> Data for this exercise

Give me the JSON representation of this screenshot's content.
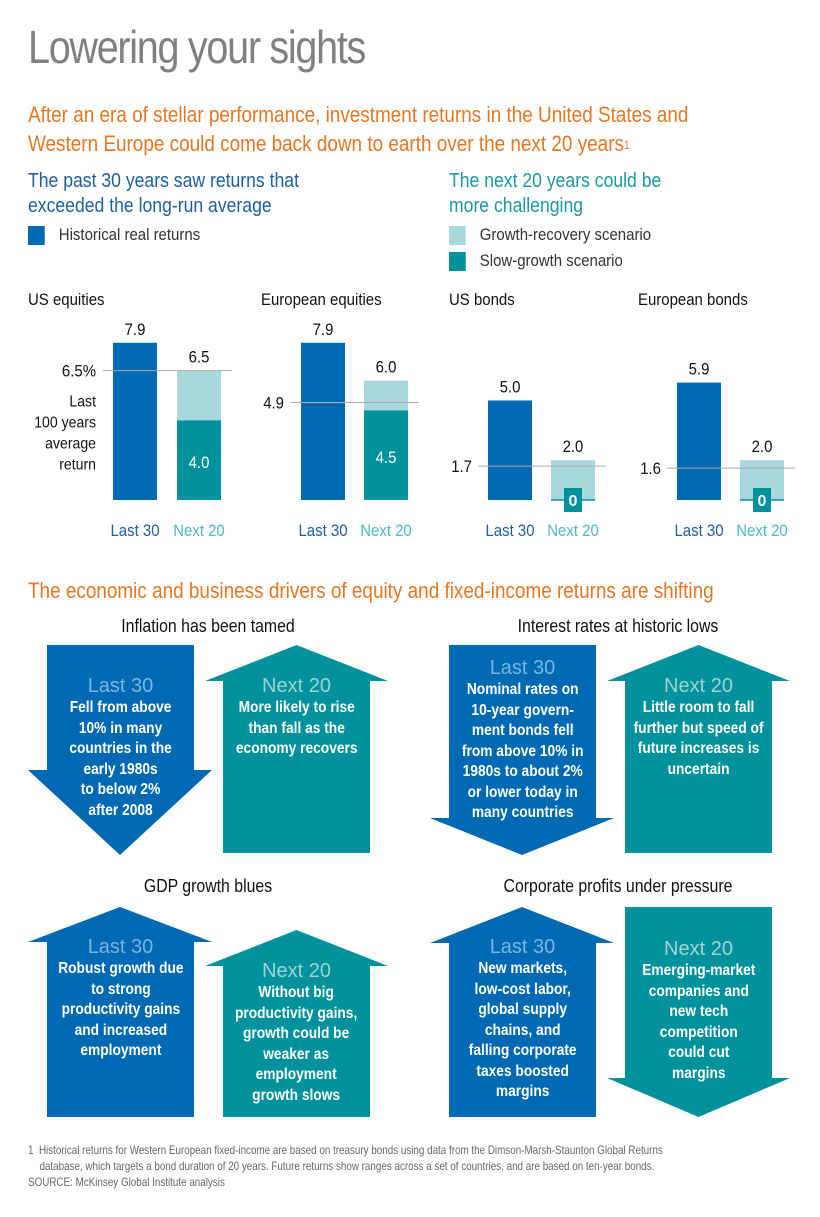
{
  "title": "Lowering your sights",
  "subtitle": {
    "line1": "After an era of stellar performance, investment returns in the United States and",
    "line2": "Western Europe could come back down to earth over the next 20 years",
    "footnote_marker": "1"
  },
  "past_section": {
    "heading_line1": "The past 30 years saw returns that",
    "heading_line2": "exceeded the long-run average",
    "legend": [
      {
        "label": "Historical real returns",
        "color": "#0069b4"
      }
    ]
  },
  "next_section": {
    "heading_line1": "The next 20 years could be",
    "heading_line2": "more challenging",
    "legend": [
      {
        "label": "Growth-recovery scenario",
        "color": "#a8d8dc"
      },
      {
        "label": "Slow-growth scenario",
        "color": "#00929c"
      }
    ]
  },
  "colors": {
    "historical": "#0069b4",
    "growth_recovery": "#a8d8dc",
    "slow_growth": "#00929c",
    "accent_orange": "#e87722",
    "heading_blue": "#1f5fa0",
    "heading_teal": "#1a9aa0",
    "next_label": "#4db8c4",
    "reference_line": "#aaaaaa"
  },
  "chart_data": [
    {
      "type": "bar",
      "title": "US equities",
      "categories": [
        "Last 30",
        "Next 20"
      ],
      "series": [
        {
          "name": "Historical real returns",
          "values": [
            7.9,
            null
          ]
        },
        {
          "name": "Slow-growth scenario",
          "values": [
            null,
            4.0
          ]
        },
        {
          "name": "Growth-recovery scenario",
          "values": [
            null,
            6.5
          ]
        }
      ],
      "labels": {
        "last": "7.9",
        "next_high": "6.5",
        "next_low": "4.0"
      },
      "reference": {
        "value": 6.5,
        "label": "6.5%",
        "note": [
          "Last",
          "100 years",
          "average",
          "return"
        ]
      },
      "ylim": [
        0,
        8
      ]
    },
    {
      "type": "bar",
      "title": "European equities",
      "categories": [
        "Last 30",
        "Next 20"
      ],
      "series": [
        {
          "name": "Historical real returns",
          "values": [
            7.9,
            null
          ]
        },
        {
          "name": "Slow-growth scenario",
          "values": [
            null,
            4.5
          ]
        },
        {
          "name": "Growth-recovery scenario",
          "values": [
            null,
            6.0
          ]
        }
      ],
      "labels": {
        "last": "7.9",
        "next_high": "6.0",
        "next_low": "4.5"
      },
      "reference": {
        "value": 4.9,
        "label": "4.9",
        "note": []
      },
      "ylim": [
        0,
        8
      ]
    },
    {
      "type": "bar",
      "title": "US bonds",
      "categories": [
        "Last 30",
        "Next 20"
      ],
      "series": [
        {
          "name": "Historical real returns",
          "values": [
            5.0,
            null
          ]
        },
        {
          "name": "Slow-growth scenario",
          "values": [
            null,
            0
          ]
        },
        {
          "name": "Growth-recovery scenario",
          "values": [
            null,
            2.0
          ]
        }
      ],
      "labels": {
        "last": "5.0",
        "next_high": "2.0",
        "next_low": "0"
      },
      "reference": {
        "value": 1.7,
        "label": "1.7",
        "note": []
      },
      "ylim": [
        0,
        8
      ]
    },
    {
      "type": "bar",
      "title": "European bonds",
      "categories": [
        "Last 30",
        "Next 20"
      ],
      "series": [
        {
          "name": "Historical real returns",
          "values": [
            5.9,
            null
          ]
        },
        {
          "name": "Slow-growth scenario",
          "values": [
            null,
            0
          ]
        },
        {
          "name": "Growth-recovery scenario",
          "values": [
            null,
            2.0
          ]
        }
      ],
      "labels": {
        "last": "5.9",
        "next_high": "2.0",
        "next_low": "0"
      },
      "reference": {
        "value": 1.6,
        "label": "1.6",
        "note": []
      },
      "ylim": [
        0,
        8
      ]
    }
  ],
  "drivers": {
    "heading": "The economic and business drivers of equity and fixed-income returns are shifting",
    "groups": [
      {
        "title": "Inflation has been tamed",
        "last": {
          "label": "Last 30",
          "direction": "down",
          "text": [
            "Fell from above",
            "10% in many",
            "countries in the",
            "early 1980s",
            "to below 2%",
            "after 2008"
          ]
        },
        "next": {
          "label": "Next 20",
          "direction": "up",
          "text": [
            "More likely to rise",
            "than fall as the",
            "economy recovers"
          ]
        }
      },
      {
        "title": "Interest rates at historic lows",
        "last": {
          "label": "Last 30",
          "direction": "down",
          "text": [
            "Nominal rates on",
            "10-year govern-",
            "ment bonds fell",
            "from above 10% in",
            "1980s to about 2%",
            "or lower today in",
            "many countries"
          ]
        },
        "next": {
          "label": "Next 20",
          "direction": "up",
          "text": [
            "Little room to fall",
            "further but speed of",
            "future increases is",
            "uncertain"
          ]
        }
      },
      {
        "title": "GDP growth blues",
        "last": {
          "label": "Last 30",
          "direction": "up",
          "text": [
            "Robust growth due",
            "to strong",
            "productivity gains",
            "and increased",
            "employment"
          ]
        },
        "next": {
          "label": "Next 20",
          "direction": "up",
          "text": [
            "Without big",
            "productivity gains,",
            "growth could be",
            "weaker as",
            "employment",
            "growth slows"
          ]
        }
      },
      {
        "title": "Corporate profits under pressure",
        "last": {
          "label": "Last 30",
          "direction": "up",
          "text": [
            "New markets,",
            "low-cost labor,",
            "global supply",
            "chains, and",
            "falling corporate",
            "taxes boosted",
            "margins"
          ]
        },
        "next": {
          "label": "Next 20",
          "direction": "down",
          "text": [
            "Emerging-market",
            "companies and",
            "new tech",
            "competition",
            "could cut",
            "margins"
          ]
        }
      }
    ]
  },
  "footnote": {
    "marker": "1",
    "line1": "Historical returns for Western European fixed-income are based on treasury bonds using data from the Dimson-Marsh-Staunton Global Returns",
    "line2": "database, which targets a bond duration of 20 years. Future returns show ranges across a set of countries, and are based on ten-year bonds.",
    "source": "SOURCE: McKinsey Global Institute analysis"
  }
}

> Objective
Write out again every line above exactly as given; the pictures do not belong in the copy.

> Result of this task
Give me the JSON representation of this screenshot's content.
{
  "title": "Lowering your sights",
  "subtitle": {
    "line1": "After an era of stellar performance, investment returns in the United States and",
    "line2": "Western Europe could come back down to earth over the next 20 years",
    "footnote_marker": "1"
  },
  "past_section": {
    "heading_line1": "The past 30 years saw returns that",
    "heading_line2": "exceeded the long-run average",
    "legend": [
      {
        "label": "Historical real returns",
        "color": "#0069b4"
      }
    ]
  },
  "next_section": {
    "heading_line1": "The next 20 years could be",
    "heading_line2": "more challenging",
    "legend": [
      {
        "label": "Growth-recovery scenario",
        "color": "#a8d8dc"
      },
      {
        "label": "Slow-growth scenario",
        "color": "#00929c"
      }
    ]
  },
  "colors": {
    "historical": "#0069b4",
    "growth_recovery": "#a8d8dc",
    "slow_growth": "#00929c",
    "accent_orange": "#e87722",
    "heading_blue": "#1f5fa0",
    "heading_teal": "#1a9aa0",
    "next_label": "#4db8c4",
    "reference_line": "#aaaaaa"
  },
  "chart_data": [
    {
      "type": "bar",
      "title": "US equities",
      "categories": [
        "Last 30",
        "Next 20"
      ],
      "series": [
        {
          "name": "Historical real returns",
          "values": [
            7.9,
            null
          ]
        },
        {
          "name": "Slow-growth scenario",
          "values": [
            null,
            4.0
          ]
        },
        {
          "name": "Growth-recovery scenario",
          "values": [
            null,
            6.5
          ]
        }
      ],
      "labels": {
        "last": "7.9",
        "next_high": "6.5",
        "next_low": "4.0"
      },
      "reference": {
        "value": 6.5,
        "label": "6.5%",
        "note": [
          "Last",
          "100 years",
          "average",
          "return"
        ]
      },
      "ylim": [
        0,
        8
      ]
    },
    {
      "type": "bar",
      "title": "European equities",
      "categories": [
        "Last 30",
        "Next 20"
      ],
      "series": [
        {
          "name": "Historical real returns",
          "values": [
            7.9,
            null
          ]
        },
        {
          "name": "Slow-growth scenario",
          "values": [
            null,
            4.5
          ]
        },
        {
          "name": "Growth-recovery scenario",
          "values": [
            null,
            6.0
          ]
        }
      ],
      "labels": {
        "last": "7.9",
        "next_high": "6.0",
        "next_low": "4.5"
      },
      "reference": {
        "value": 4.9,
        "label": "4.9",
        "note": []
      },
      "ylim": [
        0,
        8
      ]
    },
    {
      "type": "bar",
      "title": "US bonds",
      "categories": [
        "Last 30",
        "Next 20"
      ],
      "series": [
        {
          "name": "Historical real returns",
          "values": [
            5.0,
            null
          ]
        },
        {
          "name": "Slow-growth scenario",
          "values": [
            null,
            0
          ]
        },
        {
          "name": "Growth-recovery scenario",
          "values": [
            null,
            2.0
          ]
        }
      ],
      "labels": {
        "last": "5.0",
        "next_high": "2.0",
        "next_low": "0"
      },
      "reference": {
        "value": 1.7,
        "label": "1.7",
        "note": []
      },
      "ylim": [
        0,
        8
      ]
    },
    {
      "type": "bar",
      "title": "European bonds",
      "categories": [
        "Last 30",
        "Next 20"
      ],
      "series": [
        {
          "name": "Historical real returns",
          "values": [
            5.9,
            null
          ]
        },
        {
          "name": "Slow-growth scenario",
          "values": [
            null,
            0
          ]
        },
        {
          "name": "Growth-recovery scenario",
          "values": [
            null,
            2.0
          ]
        }
      ],
      "labels": {
        "last": "5.9",
        "next_high": "2.0",
        "next_low": "0"
      },
      "reference": {
        "value": 1.6,
        "label": "1.6",
        "note": []
      },
      "ylim": [
        0,
        8
      ]
    }
  ],
  "drivers": {
    "heading": "The economic and business drivers of equity and fixed-income returns are shifting",
    "groups": [
      {
        "title": "Inflation has been tamed",
        "last": {
          "label": "Last 30",
          "direction": "down",
          "text": [
            "Fell from above",
            "10% in many",
            "countries in the",
            "early 1980s",
            "to below 2%",
            "after 2008"
          ]
        },
        "next": {
          "label": "Next 20",
          "direction": "up",
          "text": [
            "More likely to rise",
            "than fall as the",
            "economy recovers"
          ]
        }
      },
      {
        "title": "Interest rates at historic lows",
        "last": {
          "label": "Last 30",
          "direction": "down",
          "text": [
            "Nominal rates on",
            "10-year govern-",
            "ment bonds fell",
            "from above 10% in",
            "1980s to about 2%",
            "or lower today in",
            "many countries"
          ]
        },
        "next": {
          "label": "Next 20",
          "direction": "up",
          "text": [
            "Little room to fall",
            "further but speed of",
            "future increases is",
            "uncertain"
          ]
        }
      },
      {
        "title": "GDP growth blues",
        "last": {
          "label": "Last 30",
          "direction": "up",
          "text": [
            "Robust growth due",
            "to strong",
            "productivity gains",
            "and increased",
            "employment"
          ]
        },
        "next": {
          "label": "Next 20",
          "direction": "up",
          "text": [
            "Without big",
            "productivity gains,",
            "growth could be",
            "weaker as",
            "employment",
            "growth slows"
          ]
        }
      },
      {
        "title": "Corporate profits under pressure",
        "last": {
          "label": "Last 30",
          "direction": "up",
          "text": [
            "New markets,",
            "low-cost labor,",
            "global supply",
            "chains, and",
            "falling corporate",
            "taxes boosted",
            "margins"
          ]
        },
        "next": {
          "label": "Next 20",
          "direction": "down",
          "text": [
            "Emerging-market",
            "companies and",
            "new tech",
            "competition",
            "could cut",
            "margins"
          ]
        }
      }
    ]
  },
  "footnote": {
    "marker": "1",
    "line1": "Historical returns for Western European fixed-income are based on treasury bonds using data from the Dimson-Marsh-Staunton Global Returns",
    "line2": "database, which targets a bond duration of 20 years. Future returns show ranges across a set of countries, and are based on ten-year bonds.",
    "source": "SOURCE: McKinsey Global Institute analysis"
  }
}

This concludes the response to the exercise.